> _Goal of the exercise_: Identify every line in the records below that contains the word "Mercato", and reproduce each one.

# # # # # # #

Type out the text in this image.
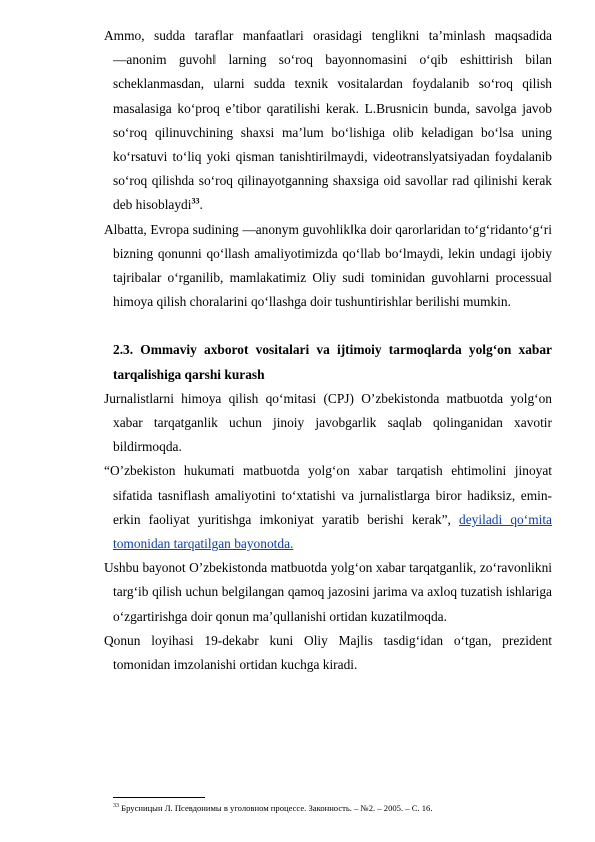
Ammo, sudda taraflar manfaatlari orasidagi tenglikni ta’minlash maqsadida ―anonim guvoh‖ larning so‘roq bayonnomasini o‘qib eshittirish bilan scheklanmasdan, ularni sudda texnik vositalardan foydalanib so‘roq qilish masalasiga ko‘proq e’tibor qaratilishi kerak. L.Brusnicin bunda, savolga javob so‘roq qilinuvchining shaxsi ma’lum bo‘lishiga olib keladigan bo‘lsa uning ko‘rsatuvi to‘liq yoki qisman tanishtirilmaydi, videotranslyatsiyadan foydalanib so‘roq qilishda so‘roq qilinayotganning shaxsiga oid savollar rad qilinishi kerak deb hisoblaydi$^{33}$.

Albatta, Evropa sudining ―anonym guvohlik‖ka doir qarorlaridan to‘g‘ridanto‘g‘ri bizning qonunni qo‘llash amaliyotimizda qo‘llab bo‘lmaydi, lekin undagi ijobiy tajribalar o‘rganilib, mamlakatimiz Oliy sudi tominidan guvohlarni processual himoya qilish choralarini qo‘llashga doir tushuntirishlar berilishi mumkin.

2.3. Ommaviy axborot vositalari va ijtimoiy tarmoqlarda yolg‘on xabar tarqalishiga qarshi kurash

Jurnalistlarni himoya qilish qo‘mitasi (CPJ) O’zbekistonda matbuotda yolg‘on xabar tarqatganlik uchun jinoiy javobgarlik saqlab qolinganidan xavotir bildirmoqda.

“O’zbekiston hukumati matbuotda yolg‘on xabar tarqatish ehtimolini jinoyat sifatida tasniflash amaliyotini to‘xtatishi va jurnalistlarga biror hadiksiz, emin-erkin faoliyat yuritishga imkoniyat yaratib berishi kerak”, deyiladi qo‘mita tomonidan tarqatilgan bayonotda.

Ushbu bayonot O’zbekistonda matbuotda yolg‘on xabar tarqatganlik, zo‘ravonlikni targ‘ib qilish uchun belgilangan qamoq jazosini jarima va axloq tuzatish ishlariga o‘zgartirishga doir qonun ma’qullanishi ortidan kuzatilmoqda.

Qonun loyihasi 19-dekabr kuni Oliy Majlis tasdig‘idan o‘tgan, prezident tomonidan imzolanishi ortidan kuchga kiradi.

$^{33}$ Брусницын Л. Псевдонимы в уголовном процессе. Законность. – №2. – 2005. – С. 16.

# # # # # # #

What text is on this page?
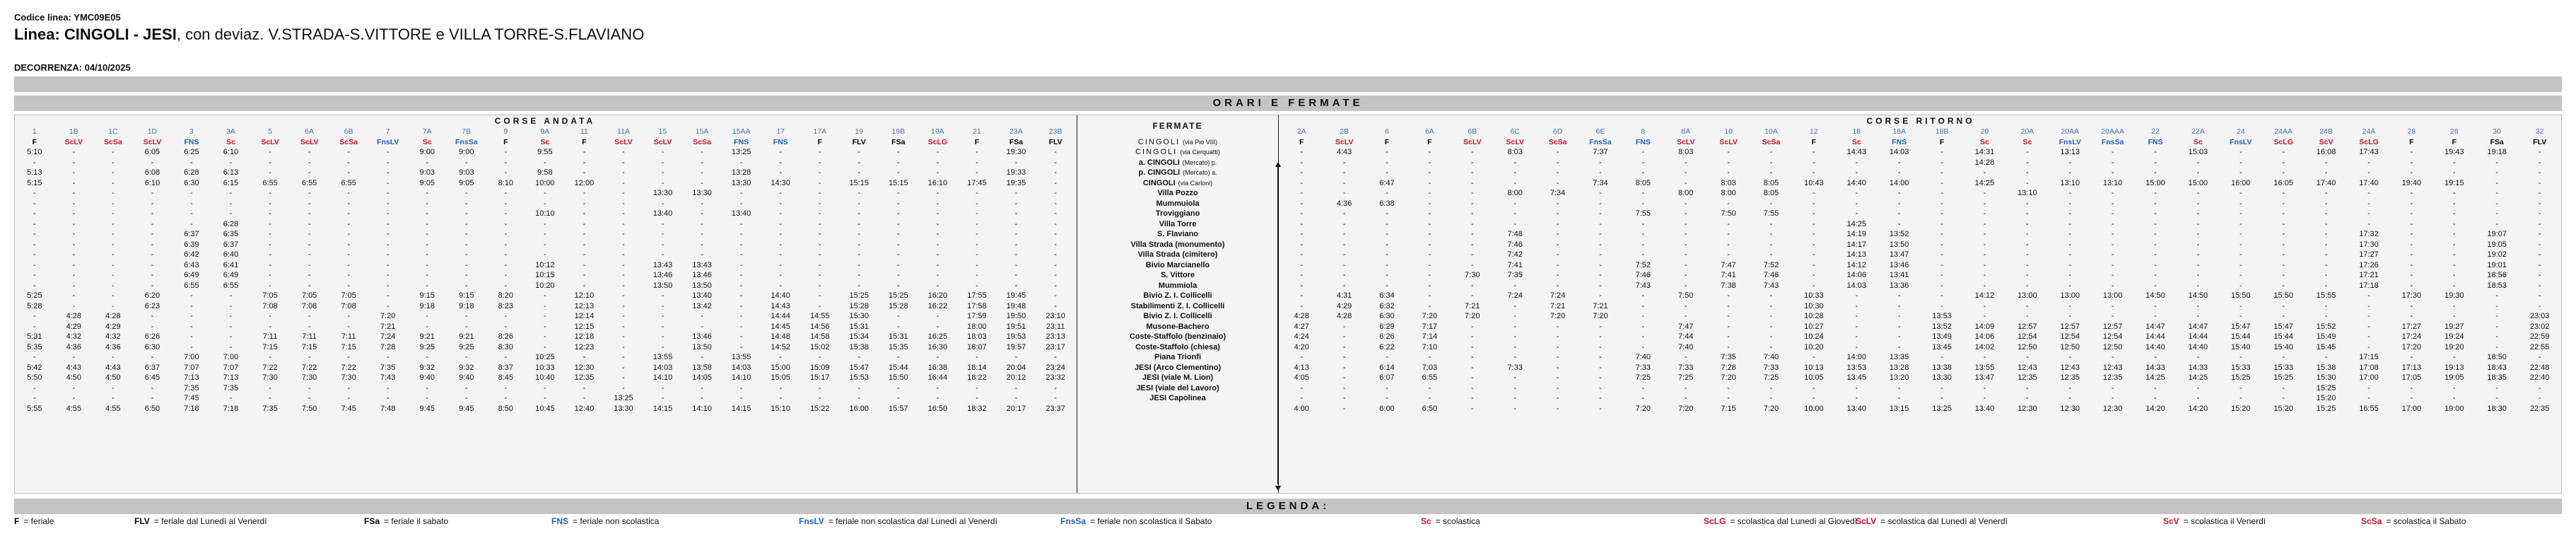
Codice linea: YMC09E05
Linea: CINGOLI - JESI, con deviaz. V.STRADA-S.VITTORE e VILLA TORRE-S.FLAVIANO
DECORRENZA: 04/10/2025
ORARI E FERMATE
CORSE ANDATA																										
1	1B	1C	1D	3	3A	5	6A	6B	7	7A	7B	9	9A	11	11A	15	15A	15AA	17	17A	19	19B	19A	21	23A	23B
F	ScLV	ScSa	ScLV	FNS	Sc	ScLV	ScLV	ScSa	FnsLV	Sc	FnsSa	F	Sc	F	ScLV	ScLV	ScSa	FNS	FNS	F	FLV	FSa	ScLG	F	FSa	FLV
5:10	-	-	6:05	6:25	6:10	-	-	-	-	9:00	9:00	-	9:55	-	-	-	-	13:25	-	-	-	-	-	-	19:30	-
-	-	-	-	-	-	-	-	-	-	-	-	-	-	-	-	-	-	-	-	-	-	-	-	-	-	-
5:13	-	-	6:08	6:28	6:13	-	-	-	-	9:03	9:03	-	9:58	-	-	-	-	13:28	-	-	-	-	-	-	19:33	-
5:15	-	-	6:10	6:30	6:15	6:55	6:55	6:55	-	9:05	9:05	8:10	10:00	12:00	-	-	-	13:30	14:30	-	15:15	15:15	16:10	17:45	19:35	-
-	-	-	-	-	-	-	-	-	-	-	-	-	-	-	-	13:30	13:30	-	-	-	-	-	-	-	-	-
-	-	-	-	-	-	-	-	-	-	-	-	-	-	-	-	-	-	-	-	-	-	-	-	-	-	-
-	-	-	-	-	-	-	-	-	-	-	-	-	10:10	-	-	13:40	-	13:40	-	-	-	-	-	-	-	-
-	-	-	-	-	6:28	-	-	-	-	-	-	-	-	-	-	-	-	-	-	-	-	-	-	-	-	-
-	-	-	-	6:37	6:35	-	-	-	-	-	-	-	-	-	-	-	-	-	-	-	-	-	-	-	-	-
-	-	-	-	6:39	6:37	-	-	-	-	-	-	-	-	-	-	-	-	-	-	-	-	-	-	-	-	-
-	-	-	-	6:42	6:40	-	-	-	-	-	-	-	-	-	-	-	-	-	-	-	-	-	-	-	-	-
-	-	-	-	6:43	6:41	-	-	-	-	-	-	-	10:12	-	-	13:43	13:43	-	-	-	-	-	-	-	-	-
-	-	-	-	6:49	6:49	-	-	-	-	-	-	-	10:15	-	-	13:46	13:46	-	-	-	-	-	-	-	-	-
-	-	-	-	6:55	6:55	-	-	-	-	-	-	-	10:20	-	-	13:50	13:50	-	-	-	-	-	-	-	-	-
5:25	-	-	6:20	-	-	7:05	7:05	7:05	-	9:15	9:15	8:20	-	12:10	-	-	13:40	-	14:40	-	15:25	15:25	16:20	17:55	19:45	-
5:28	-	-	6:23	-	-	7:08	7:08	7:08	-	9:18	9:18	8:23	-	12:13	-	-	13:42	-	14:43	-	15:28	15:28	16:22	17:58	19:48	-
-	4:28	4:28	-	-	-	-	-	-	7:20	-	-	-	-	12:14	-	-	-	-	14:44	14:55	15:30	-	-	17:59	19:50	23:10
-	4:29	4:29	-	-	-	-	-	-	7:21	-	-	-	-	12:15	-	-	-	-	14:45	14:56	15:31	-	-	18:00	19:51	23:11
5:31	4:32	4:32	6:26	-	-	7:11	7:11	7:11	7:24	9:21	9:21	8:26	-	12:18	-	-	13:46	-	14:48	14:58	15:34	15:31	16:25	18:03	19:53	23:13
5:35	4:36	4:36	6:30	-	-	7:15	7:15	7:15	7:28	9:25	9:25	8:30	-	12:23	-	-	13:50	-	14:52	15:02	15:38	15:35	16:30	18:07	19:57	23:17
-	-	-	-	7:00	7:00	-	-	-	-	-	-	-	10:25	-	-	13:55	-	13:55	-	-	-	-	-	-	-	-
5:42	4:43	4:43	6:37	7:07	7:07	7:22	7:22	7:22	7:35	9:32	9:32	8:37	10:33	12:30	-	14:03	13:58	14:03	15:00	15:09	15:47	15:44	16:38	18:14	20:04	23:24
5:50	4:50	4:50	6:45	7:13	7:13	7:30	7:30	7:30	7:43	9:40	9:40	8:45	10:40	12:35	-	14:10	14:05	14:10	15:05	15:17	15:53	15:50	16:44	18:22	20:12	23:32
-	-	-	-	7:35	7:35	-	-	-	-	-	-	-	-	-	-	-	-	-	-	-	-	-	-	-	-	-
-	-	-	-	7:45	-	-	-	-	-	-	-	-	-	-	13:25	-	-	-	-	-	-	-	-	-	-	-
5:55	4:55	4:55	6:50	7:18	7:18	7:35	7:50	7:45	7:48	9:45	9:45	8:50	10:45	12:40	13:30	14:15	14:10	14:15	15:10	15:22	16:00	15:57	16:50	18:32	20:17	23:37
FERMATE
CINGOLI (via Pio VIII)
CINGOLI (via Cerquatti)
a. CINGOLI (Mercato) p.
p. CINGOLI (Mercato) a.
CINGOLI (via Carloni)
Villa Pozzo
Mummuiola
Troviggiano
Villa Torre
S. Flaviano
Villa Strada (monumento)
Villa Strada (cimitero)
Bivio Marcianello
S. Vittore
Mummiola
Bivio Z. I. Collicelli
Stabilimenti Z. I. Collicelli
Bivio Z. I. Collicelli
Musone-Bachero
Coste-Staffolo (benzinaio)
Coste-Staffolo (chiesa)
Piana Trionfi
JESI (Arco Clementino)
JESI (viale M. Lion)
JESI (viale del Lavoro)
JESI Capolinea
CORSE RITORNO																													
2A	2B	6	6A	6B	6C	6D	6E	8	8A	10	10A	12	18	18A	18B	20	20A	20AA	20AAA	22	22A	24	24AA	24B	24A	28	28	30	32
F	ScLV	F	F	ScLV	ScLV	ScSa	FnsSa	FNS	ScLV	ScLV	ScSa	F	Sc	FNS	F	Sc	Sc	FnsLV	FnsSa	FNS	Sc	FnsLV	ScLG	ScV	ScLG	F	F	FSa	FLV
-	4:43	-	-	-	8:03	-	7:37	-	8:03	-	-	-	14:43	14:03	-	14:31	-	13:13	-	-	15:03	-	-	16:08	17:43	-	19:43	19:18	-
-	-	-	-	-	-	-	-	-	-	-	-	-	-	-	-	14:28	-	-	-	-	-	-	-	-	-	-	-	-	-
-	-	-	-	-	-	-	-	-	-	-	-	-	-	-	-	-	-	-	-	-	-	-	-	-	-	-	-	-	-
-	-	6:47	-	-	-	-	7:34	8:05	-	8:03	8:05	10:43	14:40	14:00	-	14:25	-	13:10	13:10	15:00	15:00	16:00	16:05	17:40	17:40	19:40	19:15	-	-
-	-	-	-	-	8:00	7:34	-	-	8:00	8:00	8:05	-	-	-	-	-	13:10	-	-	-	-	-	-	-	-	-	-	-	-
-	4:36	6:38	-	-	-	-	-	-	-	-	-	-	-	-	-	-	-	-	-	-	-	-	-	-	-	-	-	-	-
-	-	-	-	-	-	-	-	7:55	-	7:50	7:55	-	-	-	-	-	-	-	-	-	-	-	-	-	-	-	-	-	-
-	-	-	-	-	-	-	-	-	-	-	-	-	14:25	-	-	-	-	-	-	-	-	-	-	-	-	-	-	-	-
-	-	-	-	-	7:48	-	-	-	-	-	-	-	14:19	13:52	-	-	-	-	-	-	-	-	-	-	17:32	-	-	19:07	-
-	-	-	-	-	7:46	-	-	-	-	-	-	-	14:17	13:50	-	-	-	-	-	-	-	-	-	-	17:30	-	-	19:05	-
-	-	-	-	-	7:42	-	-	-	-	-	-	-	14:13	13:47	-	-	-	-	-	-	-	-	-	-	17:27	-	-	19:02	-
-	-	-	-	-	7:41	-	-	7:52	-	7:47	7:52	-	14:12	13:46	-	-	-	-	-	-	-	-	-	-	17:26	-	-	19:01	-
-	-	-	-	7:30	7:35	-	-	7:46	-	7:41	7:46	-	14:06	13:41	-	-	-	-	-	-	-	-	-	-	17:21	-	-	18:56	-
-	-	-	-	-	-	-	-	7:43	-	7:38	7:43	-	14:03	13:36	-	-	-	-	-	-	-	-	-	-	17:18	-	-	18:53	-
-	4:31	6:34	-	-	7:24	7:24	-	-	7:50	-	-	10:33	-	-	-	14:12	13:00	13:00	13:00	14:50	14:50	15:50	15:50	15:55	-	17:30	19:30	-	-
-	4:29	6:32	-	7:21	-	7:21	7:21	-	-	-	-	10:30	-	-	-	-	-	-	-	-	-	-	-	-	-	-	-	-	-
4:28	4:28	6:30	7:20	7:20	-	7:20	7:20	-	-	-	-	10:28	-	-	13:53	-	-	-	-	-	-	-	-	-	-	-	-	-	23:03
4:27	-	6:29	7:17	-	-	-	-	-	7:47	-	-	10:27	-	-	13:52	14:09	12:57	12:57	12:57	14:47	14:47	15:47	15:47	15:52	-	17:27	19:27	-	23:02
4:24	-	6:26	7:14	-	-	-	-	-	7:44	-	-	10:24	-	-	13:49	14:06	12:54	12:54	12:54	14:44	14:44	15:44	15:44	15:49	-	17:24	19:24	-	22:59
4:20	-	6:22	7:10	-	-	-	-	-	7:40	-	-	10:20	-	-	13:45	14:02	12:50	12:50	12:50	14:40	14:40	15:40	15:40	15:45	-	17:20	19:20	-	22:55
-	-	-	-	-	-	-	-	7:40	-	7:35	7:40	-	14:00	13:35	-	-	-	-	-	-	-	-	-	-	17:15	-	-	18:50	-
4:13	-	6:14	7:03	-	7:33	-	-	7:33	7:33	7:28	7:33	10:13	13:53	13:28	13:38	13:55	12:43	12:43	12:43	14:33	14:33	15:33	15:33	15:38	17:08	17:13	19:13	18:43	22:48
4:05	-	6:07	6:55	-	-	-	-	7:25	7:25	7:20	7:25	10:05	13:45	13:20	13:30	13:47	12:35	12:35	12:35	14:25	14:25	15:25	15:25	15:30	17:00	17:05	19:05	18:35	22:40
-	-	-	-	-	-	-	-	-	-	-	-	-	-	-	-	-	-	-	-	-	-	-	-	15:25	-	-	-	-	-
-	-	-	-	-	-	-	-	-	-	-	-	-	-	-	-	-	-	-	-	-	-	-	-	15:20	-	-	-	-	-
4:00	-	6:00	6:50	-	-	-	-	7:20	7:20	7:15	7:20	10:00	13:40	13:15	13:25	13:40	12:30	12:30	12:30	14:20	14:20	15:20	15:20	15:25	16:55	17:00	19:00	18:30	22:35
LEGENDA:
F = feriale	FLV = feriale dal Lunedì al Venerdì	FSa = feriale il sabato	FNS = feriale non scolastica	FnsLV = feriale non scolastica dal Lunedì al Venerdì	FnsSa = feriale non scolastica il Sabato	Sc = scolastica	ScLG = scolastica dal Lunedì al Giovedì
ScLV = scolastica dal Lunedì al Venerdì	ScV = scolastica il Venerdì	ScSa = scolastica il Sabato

# # # # # # #

> _Full answer_:
a. CINGOLI (Mercato) p.
p. CINGOLI (Mercato) a.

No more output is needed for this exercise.